(Items listed in a dataset)
* * * * * * * * *
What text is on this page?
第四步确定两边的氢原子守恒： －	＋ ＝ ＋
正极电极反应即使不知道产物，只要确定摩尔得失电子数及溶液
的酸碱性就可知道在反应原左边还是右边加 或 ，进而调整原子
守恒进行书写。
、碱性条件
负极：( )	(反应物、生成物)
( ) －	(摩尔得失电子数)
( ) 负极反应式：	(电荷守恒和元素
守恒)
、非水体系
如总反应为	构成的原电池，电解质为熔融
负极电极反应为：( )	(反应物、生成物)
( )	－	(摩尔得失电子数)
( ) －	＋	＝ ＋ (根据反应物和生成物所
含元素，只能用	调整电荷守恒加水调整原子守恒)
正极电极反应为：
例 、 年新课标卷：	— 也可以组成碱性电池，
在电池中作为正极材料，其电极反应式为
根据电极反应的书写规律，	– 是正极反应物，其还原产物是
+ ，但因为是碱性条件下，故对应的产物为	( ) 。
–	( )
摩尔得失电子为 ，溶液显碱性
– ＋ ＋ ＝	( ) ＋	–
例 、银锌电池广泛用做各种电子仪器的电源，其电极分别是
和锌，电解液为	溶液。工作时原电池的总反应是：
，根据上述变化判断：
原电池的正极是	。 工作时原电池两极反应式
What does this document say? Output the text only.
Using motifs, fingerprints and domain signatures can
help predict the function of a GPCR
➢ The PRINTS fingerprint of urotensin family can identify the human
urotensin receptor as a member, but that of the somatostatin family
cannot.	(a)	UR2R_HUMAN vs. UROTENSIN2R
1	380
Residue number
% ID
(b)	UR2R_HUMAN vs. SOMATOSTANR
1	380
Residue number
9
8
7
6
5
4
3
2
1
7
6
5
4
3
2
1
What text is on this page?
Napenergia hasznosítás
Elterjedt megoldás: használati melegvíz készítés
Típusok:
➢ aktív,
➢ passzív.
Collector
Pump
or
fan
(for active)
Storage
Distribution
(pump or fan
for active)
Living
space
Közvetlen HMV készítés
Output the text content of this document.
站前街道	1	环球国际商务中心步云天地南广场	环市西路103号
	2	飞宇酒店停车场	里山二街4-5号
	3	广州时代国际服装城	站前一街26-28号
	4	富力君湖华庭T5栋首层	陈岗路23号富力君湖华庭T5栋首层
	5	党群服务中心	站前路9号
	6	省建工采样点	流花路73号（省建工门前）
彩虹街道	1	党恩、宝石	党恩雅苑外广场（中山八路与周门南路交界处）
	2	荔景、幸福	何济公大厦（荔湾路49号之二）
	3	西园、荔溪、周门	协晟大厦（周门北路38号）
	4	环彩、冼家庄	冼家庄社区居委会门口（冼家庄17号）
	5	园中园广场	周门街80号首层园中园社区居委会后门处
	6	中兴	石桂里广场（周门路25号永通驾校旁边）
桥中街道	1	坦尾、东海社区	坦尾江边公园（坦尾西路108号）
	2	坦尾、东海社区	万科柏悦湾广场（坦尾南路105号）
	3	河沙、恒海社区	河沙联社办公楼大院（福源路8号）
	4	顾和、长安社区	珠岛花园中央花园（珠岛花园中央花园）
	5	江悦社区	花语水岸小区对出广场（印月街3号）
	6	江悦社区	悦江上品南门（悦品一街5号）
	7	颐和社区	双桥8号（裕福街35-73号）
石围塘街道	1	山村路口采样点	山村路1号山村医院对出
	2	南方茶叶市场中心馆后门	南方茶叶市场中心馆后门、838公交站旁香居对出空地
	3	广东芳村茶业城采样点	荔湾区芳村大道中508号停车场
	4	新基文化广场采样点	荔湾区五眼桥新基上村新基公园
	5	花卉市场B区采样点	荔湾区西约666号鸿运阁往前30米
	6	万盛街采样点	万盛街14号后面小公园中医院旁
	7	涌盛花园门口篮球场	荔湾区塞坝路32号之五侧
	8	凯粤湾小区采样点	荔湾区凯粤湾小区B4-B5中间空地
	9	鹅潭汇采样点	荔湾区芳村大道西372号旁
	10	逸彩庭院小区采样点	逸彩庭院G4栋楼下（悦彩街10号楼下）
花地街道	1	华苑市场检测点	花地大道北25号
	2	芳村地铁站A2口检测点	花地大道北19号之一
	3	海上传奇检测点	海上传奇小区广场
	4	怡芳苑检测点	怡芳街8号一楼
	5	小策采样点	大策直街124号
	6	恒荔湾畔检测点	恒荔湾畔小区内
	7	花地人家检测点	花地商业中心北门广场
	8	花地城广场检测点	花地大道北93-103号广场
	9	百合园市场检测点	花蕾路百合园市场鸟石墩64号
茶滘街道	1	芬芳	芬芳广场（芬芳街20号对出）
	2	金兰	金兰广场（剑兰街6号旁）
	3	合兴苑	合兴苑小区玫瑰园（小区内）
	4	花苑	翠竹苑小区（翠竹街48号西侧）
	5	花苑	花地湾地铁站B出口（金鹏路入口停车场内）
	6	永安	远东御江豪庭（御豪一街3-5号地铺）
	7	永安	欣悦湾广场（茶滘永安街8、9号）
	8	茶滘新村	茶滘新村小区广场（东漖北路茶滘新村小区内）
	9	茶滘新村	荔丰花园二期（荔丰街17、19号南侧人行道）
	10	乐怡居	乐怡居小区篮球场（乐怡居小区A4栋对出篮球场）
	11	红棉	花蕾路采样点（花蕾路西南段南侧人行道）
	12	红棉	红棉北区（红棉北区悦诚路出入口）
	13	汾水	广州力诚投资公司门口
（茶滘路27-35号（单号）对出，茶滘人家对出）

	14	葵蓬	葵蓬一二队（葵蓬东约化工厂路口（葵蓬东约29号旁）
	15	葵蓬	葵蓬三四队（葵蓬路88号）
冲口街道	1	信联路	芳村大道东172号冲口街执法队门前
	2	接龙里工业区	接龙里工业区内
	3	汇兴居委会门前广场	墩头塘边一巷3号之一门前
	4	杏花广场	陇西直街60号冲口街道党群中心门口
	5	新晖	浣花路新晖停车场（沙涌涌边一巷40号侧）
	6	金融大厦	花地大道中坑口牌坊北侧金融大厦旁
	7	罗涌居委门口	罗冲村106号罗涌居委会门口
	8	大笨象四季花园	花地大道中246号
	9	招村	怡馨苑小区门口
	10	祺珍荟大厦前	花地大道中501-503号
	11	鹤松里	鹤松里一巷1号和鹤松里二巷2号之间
* * * * * * * * *
Task directions: All of the entries need to be reproduced exactly; please write them out.

Response to the exercise:
What text is on this page?
第四步确定两边的氢原子守恒： －	＋ ＝ ＋
正极电极反应即使不知道产物，只要确定摩尔得失电子数及溶液
的酸碱性就可知道在反应原左边还是右边加 或 ，进而调整原子
守恒进行书写。
、碱性条件
负极：( )	(反应物、生成物)
( ) －	(摩尔得失电子数)
( ) 负极反应式：	(电荷守恒和元素
守恒)
、非水体系
如总反应为	构成的原电池，电解质为熔融
负极电极反应为：( )	(反应物、生成物)
( )	－	(摩尔得失电子数)
( ) －	＋	＝ ＋ (根据反应物和生成物所
含元素，只能用	调整电荷守恒加水调整原子守恒)
正极电极反应为：
例 、 年新课标卷：	— 也可以组成碱性电池，
在电池中作为正极材料，其电极反应式为
根据电极反应的书写规律，	– 是正极反应物，其还原产物是
+ ，但因为是碱性条件下，故对应的产物为	( ) 。
–	( )
摩尔得失电子为 ，溶液显碱性
– ＋ ＋ ＝	( ) ＋	–
例 、银锌电池广泛用做各种电子仪器的电源，其电极分别是
和锌，电解液为	溶液。工作时原电池的总反应是：
，根据上述变化判断：
原电池的正极是	。 工作时原电池两极反应式
What does this document say? Output the text only.
Using motifs, fingerprints and domain signatures can
help predict the function of a GPCR
➢ The PRINTS fingerprint of urotensin family can identify the human
urotensin receptor as a member, but that of the somatostatin family
cannot.	(a)	UR2R_HUMAN vs. UROTENSIN2R
1	380
Residue number
% ID
(b)	UR2R_HUMAN vs. SOMATOSTANR
1	380
Residue number
9
8
7
6
5
4
3
2
1
7
6
5
4
3
2
1
What text is on this page?
Napenergia hasznosítás
Elterjedt megoldás: használati melegvíz készítés
Típusok:
➢ aktív,
➢ passzív.
Collector
Pump
or
fan
(for active)
Storage
Distribution
(pump or fan
for active)
Living
space
Közvetlen HMV készítés
Output the text content of this document.
站前街道	1	环球国际商务中心步云天地南广场	环市西路103号
	2	飞宇酒店停车场	里山二街4-5号
	3	广州时代国际服装城	站前一街26-28号
	4	富力君湖华庭T5栋首层	陈岗路23号富力君湖华庭T5栋首层
	5	党群服务中心	站前路9号
	6	省建工采样点	流花路73号（省建工门前）
彩虹街道	1	党恩、宝石	党恩雅苑外广场（中山八路与周门南路交界处）
	2	荔景、幸福	何济公大厦（荔湾路49号之二）
	3	西园、荔溪、周门	协晟大厦（周门北路38号）
	4	环彩、冼家庄	冼家庄社区居委会门口（冼家庄17号）
	5	园中园广场	周门街80号首层园中园社区居委会后门处
	6	中兴	石桂里广场（周门路25号永通驾校旁边）
桥中街道	1	坦尾、东海社区	坦尾江边公园（坦尾西路108号）
	2	坦尾、东海社区	万科柏悦湾广场（坦尾南路105号）
	3	河沙、恒海社区	河沙联社办公楼大院（福源路8号）
	4	顾和、长安社区	珠岛花园中央花园（珠岛花园中央花园）
	5	江悦社区	花语水岸小区对出广场（印月街3号）
	6	江悦社区	悦江上品南门（悦品一街5号）
	7	颐和社区	双桥8号（裕福街35-73号）
石围塘街道	1	山村路口采样点	山村路1号山村医院对出
	2	南方茶叶市场中心馆后门	南方茶叶市场中心馆后门、838公交站旁香居对出空地
	3	广东芳村茶业城采样点	荔湾区芳村大道中508号停车场
	4	新基文化广场采样点	荔湾区五眼桥新基上村新基公园
	5	花卉市场B区采样点	荔湾区西约666号鸿运阁往前30米
	6	万盛街采样点	万盛街14号后面小公园中医院旁
	7	涌盛花园门口篮球场	荔湾区塞坝路32号之五侧
	8	凯粤湾小区采样点	荔湾区凯粤湾小区B4-B5中间空地
	9	鹅潭汇采样点	荔湾区芳村大道西372号旁
	10	逸彩庭院小区采样点	逸彩庭院G4栋楼下（悦彩街10号楼下）
花地街道	1	华苑市场检测点	花地大道北25号
	2	芳村地铁站A2口检测点	花地大道北19号之一
	3	海上传奇检测点	海上传奇小区广场
	4	怡芳苑检测点	怡芳街8号一楼
	5	小策采样点	大策直街124号
	6	恒荔湾畔检测点	恒荔湾畔小区内
	7	花地人家检测点	花地商业中心北门广场
	8	花地城广场检测点	花地大道北93-103号广场
	9	百合园市场检测点	花蕾路百合园市场鸟石墩64号
茶滘街道	1	芬芳	芬芳广场（芬芳街20号对出）
	2	金兰	金兰广场（剑兰街6号旁）
	3	合兴苑	合兴苑小区玫瑰园（小区内）
	4	花苑	翠竹苑小区（翠竹街48号西侧）
	5	花苑	花地湾地铁站B出口（金鹏路入口停车场内）
	6	永安	远东御江豪庭（御豪一街3-5号地铺）
	7	永安	欣悦湾广场（茶滘永安街8、9号）
	8	茶滘新村	茶滘新村小区广场（东漖北路茶滘新村小区内）
	9	茶滘新村	荔丰花园二期（荔丰街17、19号南侧人行道）
	10	乐怡居	乐怡居小区篮球场（乐怡居小区A4栋对出篮球场）
	11	红棉	花蕾路采样点（花蕾路西南段南侧人行道）
	12	红棉	红棉北区（红棉北区悦诚路出入口）
	13	汾水	广州力诚投资公司门口
（茶滘路27-35号（单号）对出，茶滘人家对出）

	14	葵蓬	葵蓬一二队（葵蓬东约化工厂路口（葵蓬东约29号旁）
	15	葵蓬	葵蓬三四队（葵蓬路88号）
冲口街道	1	信联路	芳村大道东172号冲口街执法队门前
	2	接龙里工业区	接龙里工业区内
	3	汇兴居委会门前广场	墩头塘边一巷3号之一门前
	4	杏花广场	陇西直街60号冲口街道党群中心门口
	5	新晖	浣花路新晖停车场（沙涌涌边一巷40号侧）
	6	金融大厦	花地大道中坑口牌坊北侧金融大厦旁
	7	罗涌居委门口	罗冲村106号罗涌居委会门口
	8	大笨象四季花园	花地大道中246号
	9	招村	怡馨苑小区门口
	10	祺珍荟大厦前	花地大道中501-503号
	11	鹤松里	鹤松里一巷1号和鹤松里二巷2号之间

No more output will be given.